*Short task:*
Write out the material exactly, without any of its pictures.

*Provided records:*
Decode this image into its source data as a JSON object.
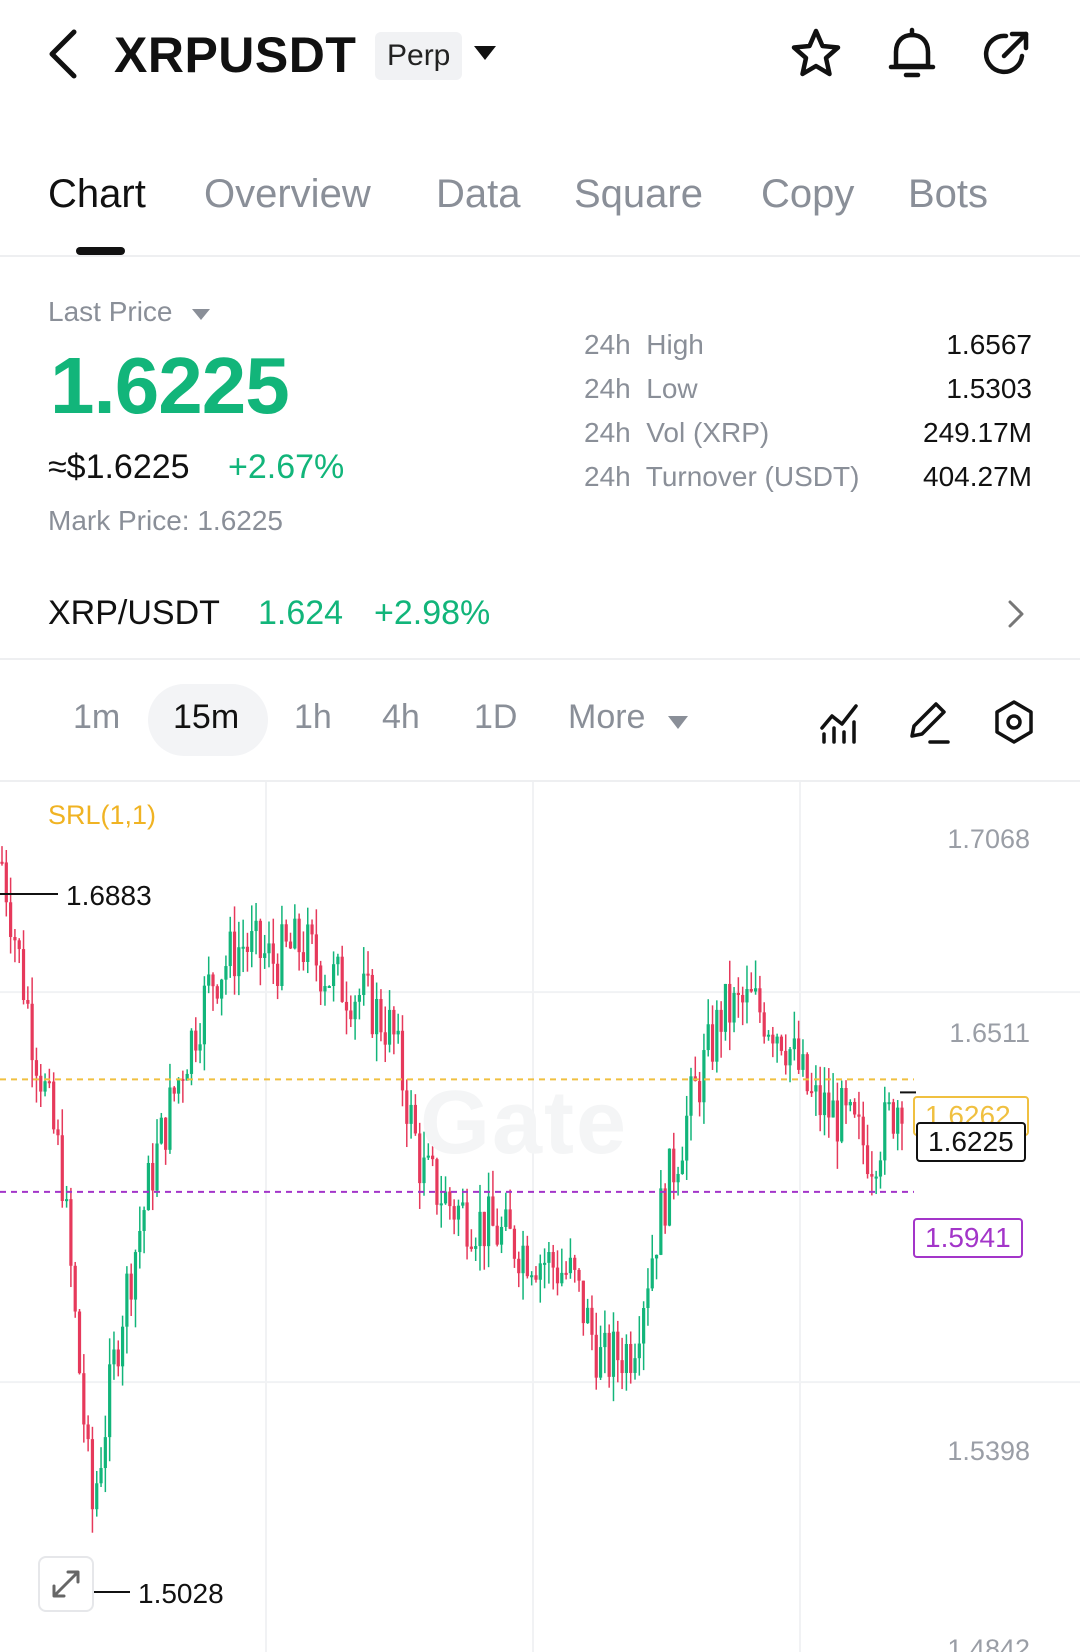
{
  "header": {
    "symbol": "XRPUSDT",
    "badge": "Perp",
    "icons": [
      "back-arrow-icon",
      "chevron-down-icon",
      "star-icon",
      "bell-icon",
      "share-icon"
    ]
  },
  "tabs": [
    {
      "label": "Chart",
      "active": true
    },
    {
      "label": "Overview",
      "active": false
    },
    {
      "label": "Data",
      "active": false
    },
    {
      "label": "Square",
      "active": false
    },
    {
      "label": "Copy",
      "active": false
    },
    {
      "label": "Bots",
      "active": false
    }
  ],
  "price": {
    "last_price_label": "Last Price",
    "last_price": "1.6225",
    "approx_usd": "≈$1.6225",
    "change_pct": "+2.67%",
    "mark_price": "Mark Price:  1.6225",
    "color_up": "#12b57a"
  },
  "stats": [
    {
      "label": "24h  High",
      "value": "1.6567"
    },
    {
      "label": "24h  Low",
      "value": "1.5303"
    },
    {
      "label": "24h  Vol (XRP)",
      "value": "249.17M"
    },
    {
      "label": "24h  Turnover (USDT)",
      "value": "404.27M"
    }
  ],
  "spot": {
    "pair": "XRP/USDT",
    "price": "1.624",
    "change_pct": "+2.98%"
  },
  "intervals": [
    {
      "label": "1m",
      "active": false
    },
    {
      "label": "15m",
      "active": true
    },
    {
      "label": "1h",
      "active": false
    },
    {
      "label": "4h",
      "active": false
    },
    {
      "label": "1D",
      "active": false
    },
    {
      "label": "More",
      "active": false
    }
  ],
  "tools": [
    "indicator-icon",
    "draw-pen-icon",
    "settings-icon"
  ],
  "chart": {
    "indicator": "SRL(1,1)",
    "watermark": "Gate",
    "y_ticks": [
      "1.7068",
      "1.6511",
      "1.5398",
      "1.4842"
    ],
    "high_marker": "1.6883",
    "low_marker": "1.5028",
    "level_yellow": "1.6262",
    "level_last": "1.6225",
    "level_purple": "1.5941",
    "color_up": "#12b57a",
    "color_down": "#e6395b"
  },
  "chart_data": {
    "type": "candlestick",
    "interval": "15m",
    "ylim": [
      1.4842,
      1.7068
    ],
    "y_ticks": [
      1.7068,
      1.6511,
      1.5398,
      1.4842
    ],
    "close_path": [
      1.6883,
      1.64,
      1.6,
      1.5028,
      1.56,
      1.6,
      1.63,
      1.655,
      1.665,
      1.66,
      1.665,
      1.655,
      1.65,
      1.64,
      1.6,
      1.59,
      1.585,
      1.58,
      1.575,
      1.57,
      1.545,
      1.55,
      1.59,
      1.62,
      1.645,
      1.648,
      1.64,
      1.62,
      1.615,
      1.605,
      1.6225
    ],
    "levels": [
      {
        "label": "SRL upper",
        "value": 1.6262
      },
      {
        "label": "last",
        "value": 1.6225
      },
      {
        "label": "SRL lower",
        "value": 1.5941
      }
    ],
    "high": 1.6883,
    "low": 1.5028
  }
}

*Finished exercise:*
Decode this image into its source data as a JSON object.
{
  "header": {
    "symbol": "XRPUSDT",
    "badge": "Perp",
    "icons": [
      "back-arrow-icon",
      "chevron-down-icon",
      "star-icon",
      "bell-icon",
      "share-icon"
    ]
  },
  "tabs": [
    {
      "label": "Chart",
      "active": true
    },
    {
      "label": "Overview",
      "active": false
    },
    {
      "label": "Data",
      "active": false
    },
    {
      "label": "Square",
      "active": false
    },
    {
      "label": "Copy",
      "active": false
    },
    {
      "label": "Bots",
      "active": false
    }
  ],
  "price": {
    "last_price_label": "Last Price",
    "last_price": "1.6225",
    "approx_usd": "≈$1.6225",
    "change_pct": "+2.67%",
    "mark_price": "Mark Price:  1.6225",
    "color_up": "#12b57a"
  },
  "stats": [
    {
      "label": "24h  High",
      "value": "1.6567"
    },
    {
      "label": "24h  Low",
      "value": "1.5303"
    },
    {
      "label": "24h  Vol (XRP)",
      "value": "249.17M"
    },
    {
      "label": "24h  Turnover (USDT)",
      "value": "404.27M"
    }
  ],
  "spot": {
    "pair": "XRP/USDT",
    "price": "1.624",
    "change_pct": "+2.98%"
  },
  "intervals": [
    {
      "label": "1m",
      "active": false
    },
    {
      "label": "15m",
      "active": true
    },
    {
      "label": "1h",
      "active": false
    },
    {
      "label": "4h",
      "active": false
    },
    {
      "label": "1D",
      "active": false
    },
    {
      "label": "More",
      "active": false
    }
  ],
  "tools": [
    "indicator-icon",
    "draw-pen-icon",
    "settings-icon"
  ],
  "chart": {
    "indicator": "SRL(1,1)",
    "watermark": "Gate",
    "y_ticks": [
      "1.7068",
      "1.6511",
      "1.5398",
      "1.4842"
    ],
    "high_marker": "1.6883",
    "low_marker": "1.5028",
    "level_yellow": "1.6262",
    "level_last": "1.6225",
    "level_purple": "1.5941",
    "color_up": "#12b57a",
    "color_down": "#e6395b"
  },
  "chart_data": {
    "type": "candlestick",
    "interval": "15m",
    "ylim": [
      1.4842,
      1.7068
    ],
    "y_ticks": [
      1.7068,
      1.6511,
      1.5398,
      1.4842
    ],
    "close_path": [
      1.6883,
      1.64,
      1.6,
      1.5028,
      1.56,
      1.6,
      1.63,
      1.655,
      1.665,
      1.66,
      1.665,
      1.655,
      1.65,
      1.64,
      1.6,
      1.59,
      1.585,
      1.58,
      1.575,
      1.57,
      1.545,
      1.55,
      1.59,
      1.62,
      1.645,
      1.648,
      1.64,
      1.62,
      1.615,
      1.605,
      1.6225
    ],
    "levels": [
      {
        "label": "SRL upper",
        "value": 1.6262
      },
      {
        "label": "last",
        "value": 1.6225
      },
      {
        "label": "SRL lower",
        "value": 1.5941
      }
    ],
    "high": 1.6883,
    "low": 1.5028
  }
}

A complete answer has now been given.